EXCERPT PROVIDED:
You not gonna make it then pal?


----------



## CarPro.UK

Hi guys :wave:

I have a few ideas for the day already (FogFight demo, CQuartz UK application, etc) but anything else specific people would like to see showcased then let me know. :thumb:

Andy


----------



## Prism Detailing

Will try and make it along, depending on work commitments and a few others commitments, but at this point it looks likely.


----------



## AaronGTi

CarPro.UK said:


> Hi guys :wave:
> 
> I have a few ideas for the day already (FogFight demo, CQuartz UK application, etc) but anything else specific people would like to see showcased then let me know. :thumb:
> 
> Andy


Sounds good Andy.

The plan is; the Colt will be washed/decon & light enhancement the day before ready to be used to demo the coatings etc and Fin's Mini can be used to demo a few of Pat's stuff during wash/decon then once the Colt is complete then the Mini will enter the studio to begin the next process.

That sound good?

We also have a few scrap panels that people can use for stuff too.

Not to forget the blind machine polishing comp :lol:


----------



## CraigQQ

AaronGTi said:


> Good stuff :thumb:
> 
> You not gonna make it then pal?


Wish I could mate, looks like it will be epic but I can't even shift things around to make it (I have tried lol)


----------



## AaronGTi

Prism Detailing said:


> Will try and make it along, depending on work commitments and a few others commitments, but at this point it looks likely.


Cool  :thumb:


----------



## AaronGTi

CraigQQ said:


> Wish I could mate, looks like it will be epic but I can't even shift things around to make it (I have tried lol)


Aaah ok. :thumb:


----------



## Steven878

Sounds like its going to be a good day out.

I better wash the car...lol


----------



## AaronGTi

Andy will you be bringing Denim n Velvet pads with you?


----------



## petefinlay9

Looking forward to getting the mini some tlc ! That's sounds good to me Aaron :thumb: . What time are we going to be there for ? 

Cheers fin


----------



## AaronGTi

petefinlay9 said:


> Looking forward to getting the mini some tlc ! That's sounds good to me Aaron :thumb: . What time are we going to be there for ?
> 
> Cheers fin


Around 10am I think.

:thumb:


----------



## CarPro.UK

AaronGTi said:


> Andy will you be bringing Denim n Velvet pads with you?


Yes Sir. :thumb:

Will bring my Flex Rotary along too for anybody to have a play with if they are thinking about getting one or just fancy a go! :speechles

Andy


----------



## AaronGTi

CarPro.UK said:


> Yes Sir. :thumb:
> 
> Will bring my Flex Rotary along too for anybody to have a play with if they are thinking about getting one or just fancy a go! :speechles
> 
> Andy


Excellent mate I'll buy some off you as well can see them being used on the new car.

:thumb:


----------



## Deeksin

hello lads just signed up may pop along if theres space? cars off the road tho


----------



## seany

Who's all heading through from dunfermline then?

PROBLEMS AND TASKS:
1. Quote the detailing-day thread word for word, starting with "Sounds good Andy." and going on through "That sound good?".
2. Write a continuation of the detailing-day thread, picking up after its final post.
The entries come from a different source than the detailing-day thread.

DATA LISTING:
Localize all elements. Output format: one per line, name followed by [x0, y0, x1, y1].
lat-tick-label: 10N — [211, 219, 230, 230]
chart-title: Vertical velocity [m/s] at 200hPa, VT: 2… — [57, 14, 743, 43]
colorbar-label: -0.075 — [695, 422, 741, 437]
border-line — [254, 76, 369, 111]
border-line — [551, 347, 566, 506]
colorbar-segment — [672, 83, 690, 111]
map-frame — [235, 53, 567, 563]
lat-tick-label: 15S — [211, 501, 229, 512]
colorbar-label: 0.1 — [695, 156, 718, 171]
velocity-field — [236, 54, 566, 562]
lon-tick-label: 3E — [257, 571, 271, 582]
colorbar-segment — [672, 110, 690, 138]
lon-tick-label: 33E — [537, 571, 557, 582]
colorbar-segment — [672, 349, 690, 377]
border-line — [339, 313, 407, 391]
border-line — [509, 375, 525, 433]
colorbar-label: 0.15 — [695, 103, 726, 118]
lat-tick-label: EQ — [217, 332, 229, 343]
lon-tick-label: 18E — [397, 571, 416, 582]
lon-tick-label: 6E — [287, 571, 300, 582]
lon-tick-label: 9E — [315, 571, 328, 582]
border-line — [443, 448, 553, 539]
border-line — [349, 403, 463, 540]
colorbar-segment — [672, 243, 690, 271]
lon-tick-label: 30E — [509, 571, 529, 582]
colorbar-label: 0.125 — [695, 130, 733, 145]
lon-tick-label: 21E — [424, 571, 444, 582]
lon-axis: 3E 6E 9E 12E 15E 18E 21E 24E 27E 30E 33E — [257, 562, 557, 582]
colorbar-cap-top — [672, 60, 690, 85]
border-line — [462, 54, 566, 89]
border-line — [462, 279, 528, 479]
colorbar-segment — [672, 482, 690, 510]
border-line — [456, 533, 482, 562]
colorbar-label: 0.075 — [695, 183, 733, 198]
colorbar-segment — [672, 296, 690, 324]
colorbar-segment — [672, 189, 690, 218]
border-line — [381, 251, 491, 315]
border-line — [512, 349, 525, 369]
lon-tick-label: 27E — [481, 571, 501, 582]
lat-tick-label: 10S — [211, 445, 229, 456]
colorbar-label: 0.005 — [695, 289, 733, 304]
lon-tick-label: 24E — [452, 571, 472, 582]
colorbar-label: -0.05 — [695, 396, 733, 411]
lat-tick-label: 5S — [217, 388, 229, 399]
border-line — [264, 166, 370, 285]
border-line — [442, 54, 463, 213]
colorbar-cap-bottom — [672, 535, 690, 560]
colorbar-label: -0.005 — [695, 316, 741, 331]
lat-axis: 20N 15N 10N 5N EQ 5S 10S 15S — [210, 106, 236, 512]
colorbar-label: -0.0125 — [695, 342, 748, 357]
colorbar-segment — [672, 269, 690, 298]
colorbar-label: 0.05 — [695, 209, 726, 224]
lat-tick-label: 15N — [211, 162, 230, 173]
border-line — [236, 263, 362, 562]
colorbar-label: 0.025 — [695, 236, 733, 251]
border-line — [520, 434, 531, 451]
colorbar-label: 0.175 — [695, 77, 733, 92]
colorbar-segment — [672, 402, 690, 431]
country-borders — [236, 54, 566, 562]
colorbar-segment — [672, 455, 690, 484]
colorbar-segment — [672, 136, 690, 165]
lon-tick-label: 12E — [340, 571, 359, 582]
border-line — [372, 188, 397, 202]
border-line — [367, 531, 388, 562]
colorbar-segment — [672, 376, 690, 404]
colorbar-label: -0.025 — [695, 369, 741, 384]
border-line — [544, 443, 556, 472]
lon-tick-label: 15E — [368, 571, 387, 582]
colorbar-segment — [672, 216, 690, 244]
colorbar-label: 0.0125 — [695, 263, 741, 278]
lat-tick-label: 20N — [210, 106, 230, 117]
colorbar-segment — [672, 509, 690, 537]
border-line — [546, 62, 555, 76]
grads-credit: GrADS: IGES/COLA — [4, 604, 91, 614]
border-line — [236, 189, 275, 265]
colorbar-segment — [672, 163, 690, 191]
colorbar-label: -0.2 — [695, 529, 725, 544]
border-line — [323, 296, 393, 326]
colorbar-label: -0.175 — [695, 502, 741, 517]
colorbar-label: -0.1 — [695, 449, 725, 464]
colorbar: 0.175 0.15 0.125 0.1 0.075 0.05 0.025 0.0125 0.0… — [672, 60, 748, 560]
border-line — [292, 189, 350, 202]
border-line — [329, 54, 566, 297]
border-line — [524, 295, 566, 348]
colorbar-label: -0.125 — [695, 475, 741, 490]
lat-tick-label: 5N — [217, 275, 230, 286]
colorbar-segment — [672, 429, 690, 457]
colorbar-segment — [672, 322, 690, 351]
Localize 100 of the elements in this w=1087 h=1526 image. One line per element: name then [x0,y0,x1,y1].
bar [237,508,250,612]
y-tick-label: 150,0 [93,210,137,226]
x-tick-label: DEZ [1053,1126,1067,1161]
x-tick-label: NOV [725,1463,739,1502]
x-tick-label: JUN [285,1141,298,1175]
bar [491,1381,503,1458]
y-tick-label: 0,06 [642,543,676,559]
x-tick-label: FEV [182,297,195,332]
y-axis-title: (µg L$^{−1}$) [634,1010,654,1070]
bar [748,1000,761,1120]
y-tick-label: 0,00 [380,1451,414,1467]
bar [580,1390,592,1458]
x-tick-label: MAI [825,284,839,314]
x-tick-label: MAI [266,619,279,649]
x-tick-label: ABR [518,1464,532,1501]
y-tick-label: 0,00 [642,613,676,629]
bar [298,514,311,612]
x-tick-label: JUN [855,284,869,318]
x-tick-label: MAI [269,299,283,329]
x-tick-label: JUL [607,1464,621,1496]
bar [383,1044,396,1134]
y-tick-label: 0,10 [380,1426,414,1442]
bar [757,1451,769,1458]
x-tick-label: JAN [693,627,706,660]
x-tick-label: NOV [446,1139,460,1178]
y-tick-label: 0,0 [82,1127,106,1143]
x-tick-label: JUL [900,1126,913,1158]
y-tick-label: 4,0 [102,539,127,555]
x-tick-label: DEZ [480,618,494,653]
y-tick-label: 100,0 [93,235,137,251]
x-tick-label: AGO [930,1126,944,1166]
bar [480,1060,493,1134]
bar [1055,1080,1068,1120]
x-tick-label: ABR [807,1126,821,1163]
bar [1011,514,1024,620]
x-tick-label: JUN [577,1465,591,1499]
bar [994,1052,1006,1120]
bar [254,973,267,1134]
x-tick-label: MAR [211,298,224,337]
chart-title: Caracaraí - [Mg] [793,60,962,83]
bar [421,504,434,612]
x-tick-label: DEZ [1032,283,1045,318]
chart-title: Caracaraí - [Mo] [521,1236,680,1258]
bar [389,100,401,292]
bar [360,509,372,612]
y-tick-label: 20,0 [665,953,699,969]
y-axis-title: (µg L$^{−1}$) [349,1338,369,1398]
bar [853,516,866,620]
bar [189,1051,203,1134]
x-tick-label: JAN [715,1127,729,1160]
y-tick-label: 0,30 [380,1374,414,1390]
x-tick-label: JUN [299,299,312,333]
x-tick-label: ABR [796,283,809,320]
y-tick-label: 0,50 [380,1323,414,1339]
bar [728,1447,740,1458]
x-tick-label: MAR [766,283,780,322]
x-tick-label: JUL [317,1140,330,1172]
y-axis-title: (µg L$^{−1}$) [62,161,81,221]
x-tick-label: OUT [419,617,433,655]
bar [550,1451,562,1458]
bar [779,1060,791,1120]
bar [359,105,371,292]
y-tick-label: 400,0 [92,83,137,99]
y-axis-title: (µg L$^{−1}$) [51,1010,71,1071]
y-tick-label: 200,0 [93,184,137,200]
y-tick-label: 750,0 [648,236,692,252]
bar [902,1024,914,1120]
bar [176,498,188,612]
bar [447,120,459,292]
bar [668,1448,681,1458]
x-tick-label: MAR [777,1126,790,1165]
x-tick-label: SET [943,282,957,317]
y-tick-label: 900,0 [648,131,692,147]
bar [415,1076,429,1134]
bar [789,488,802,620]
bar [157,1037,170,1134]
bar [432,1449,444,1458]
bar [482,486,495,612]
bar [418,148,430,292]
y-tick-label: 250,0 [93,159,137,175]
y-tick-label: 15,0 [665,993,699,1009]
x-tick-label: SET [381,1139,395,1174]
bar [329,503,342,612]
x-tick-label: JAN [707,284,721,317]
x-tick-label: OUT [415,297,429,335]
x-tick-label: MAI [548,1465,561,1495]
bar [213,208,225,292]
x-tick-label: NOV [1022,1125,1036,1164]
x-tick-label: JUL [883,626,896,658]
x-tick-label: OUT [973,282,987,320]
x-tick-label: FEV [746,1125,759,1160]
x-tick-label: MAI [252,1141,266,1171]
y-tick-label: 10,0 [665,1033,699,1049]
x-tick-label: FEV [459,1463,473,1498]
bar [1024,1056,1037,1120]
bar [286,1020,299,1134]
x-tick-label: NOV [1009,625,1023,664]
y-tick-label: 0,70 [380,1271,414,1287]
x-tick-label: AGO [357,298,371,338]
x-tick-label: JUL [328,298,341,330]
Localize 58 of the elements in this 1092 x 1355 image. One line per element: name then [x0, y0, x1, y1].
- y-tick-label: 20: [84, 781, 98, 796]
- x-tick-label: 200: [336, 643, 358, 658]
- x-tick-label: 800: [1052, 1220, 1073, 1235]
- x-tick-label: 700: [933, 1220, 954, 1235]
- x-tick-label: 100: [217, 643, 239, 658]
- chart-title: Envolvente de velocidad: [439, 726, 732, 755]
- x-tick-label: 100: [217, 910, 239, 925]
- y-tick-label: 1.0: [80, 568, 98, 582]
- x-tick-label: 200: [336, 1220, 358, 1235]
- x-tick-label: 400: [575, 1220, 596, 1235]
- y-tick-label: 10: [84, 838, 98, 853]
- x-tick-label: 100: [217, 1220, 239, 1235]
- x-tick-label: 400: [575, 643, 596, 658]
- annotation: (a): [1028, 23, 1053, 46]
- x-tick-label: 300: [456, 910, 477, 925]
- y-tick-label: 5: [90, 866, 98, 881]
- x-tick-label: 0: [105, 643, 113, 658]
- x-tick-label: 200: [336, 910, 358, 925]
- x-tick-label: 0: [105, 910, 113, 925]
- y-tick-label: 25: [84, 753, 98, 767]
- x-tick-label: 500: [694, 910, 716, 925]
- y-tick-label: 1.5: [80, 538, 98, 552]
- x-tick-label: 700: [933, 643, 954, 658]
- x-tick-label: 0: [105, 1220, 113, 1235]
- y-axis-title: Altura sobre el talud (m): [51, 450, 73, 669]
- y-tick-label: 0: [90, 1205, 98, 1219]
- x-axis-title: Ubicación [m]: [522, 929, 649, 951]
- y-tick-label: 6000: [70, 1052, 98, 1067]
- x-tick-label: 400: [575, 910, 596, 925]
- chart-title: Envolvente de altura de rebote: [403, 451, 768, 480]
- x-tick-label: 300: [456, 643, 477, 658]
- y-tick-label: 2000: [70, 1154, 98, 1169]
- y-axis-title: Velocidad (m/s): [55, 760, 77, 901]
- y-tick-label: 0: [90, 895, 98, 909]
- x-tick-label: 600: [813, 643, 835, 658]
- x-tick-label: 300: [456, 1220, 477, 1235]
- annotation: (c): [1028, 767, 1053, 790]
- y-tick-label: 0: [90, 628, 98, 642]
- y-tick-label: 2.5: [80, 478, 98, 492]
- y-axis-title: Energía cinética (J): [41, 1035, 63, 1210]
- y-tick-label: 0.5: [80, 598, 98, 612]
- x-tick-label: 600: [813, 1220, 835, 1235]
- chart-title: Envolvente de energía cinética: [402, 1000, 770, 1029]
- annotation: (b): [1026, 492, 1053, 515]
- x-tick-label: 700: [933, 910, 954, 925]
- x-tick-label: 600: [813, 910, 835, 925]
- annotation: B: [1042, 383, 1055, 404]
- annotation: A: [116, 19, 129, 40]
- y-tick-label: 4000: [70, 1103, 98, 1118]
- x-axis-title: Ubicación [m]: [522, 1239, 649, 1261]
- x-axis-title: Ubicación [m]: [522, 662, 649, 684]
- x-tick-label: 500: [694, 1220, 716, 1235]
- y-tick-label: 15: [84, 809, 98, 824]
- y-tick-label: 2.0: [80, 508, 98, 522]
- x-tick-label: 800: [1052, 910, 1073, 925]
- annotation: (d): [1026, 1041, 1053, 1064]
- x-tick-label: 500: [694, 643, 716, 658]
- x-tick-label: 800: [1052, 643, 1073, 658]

SOLVED TASKS:
1.
Sounds good Andy.

The plan is; the Colt will be washed/decon & light enhancement the day before ready to be used to demo the coatings etc and Fin's Mini can be used to demo a few of Pat's stuff during wash/decon then once the Colt is complete then the Mini will enter the studio to begin the next process.

That sound good?

2.
----------



## AaronGTi

Deeksin said:


> hello lads just signed up may pop along if theres space? cars off the road tho


Yes of course mate everyone is welcome :thumb:


----------



## AaronGTi

1. Aaron
2. Stevie - Black Magic Detail
3. Aaron S
4. Rowbo
5. Dave KG
6. Seany
7. Steven878
8. JK - Max Protect
9. AM - CarPro
10. Jamie Crookston
11. Stevie C
12. Gillian R
13. Fin
14. Pat
15. Richard - RGK Detailing (possibly mrs RGK also! ) (25th)
16. Clumcivic
17. Cheechy
18. RossMuir
19. Deeksin


----------



## Deeksin

AaronGTi said:


> Yes of course mate everyone is welcome :thumb:


Thanks mate if im not working then al defo come along tho al leave the old van parked down the road!!! Im from dunfermline seany


----------



## petefinlay9

Am looking to buy a flex Andy . Would be great if I could have a shot ? Just would like to make sure it's the right one for me . It's between that and the 3m . Plus will defiantly be buying cquartz uk of you aswel . 

Cheers fin


----------



## CarPro.UK

petefinlay9 said:


> Am looking to buy a flex Andy . Would be great if I could have a shot ? Just would like to make sure it's the right one for me . It's between that and the 3m . Plus will defiantly be buying cquartz uk of you aswel .
> 
> Cheers fin


Fin- no problem at all- Flex away! :lol: :thumb:

I'll bring along a whole section of goodies for people to buy. 

Andy


----------



## Guest

seany said:


> Who's all heading through from dunfermline then?


I'm heading through from Cowdenbeath dude - If I get my brakes fitted Saturday :wall:


----------



## Dave KG

Looks like this will be a good day, and popular. I'm looking forward to seeing some good detailing demos


----------



## AaronGTi

Dave KG said:


> Looks like this will be a good day, and popular. I'm looking forward to seeing some good detailing demos


Yeah I know, me too :thumb:


----------



## Max Protect

AaronGTi said:


> .... Not to forget the blind machine polishing comp :lol:


I'm looking forwards to this one


----------



## AaronGTi

Max Protect said:


> I'm looking forwards to this one


Yip :buffer: :buffer: :buffer: :thumb:


----------



## Max Protect

So how will the blind polishing comp work? Selected compounds, pads, machines and off you go, or a choice of the previous?

This is exciting!!! :thumb::thumb::thumb:


----------



## AaronGTi

Max Protect said:


> So how will the blind polishing comp work? Selected compounds, pads, machines and off you go, or a choice of the previous?
> 
> This is exciting!!! :thumb::thumb::thumb:


Scrap bonnet, swirl it to **** using a brush or what ever.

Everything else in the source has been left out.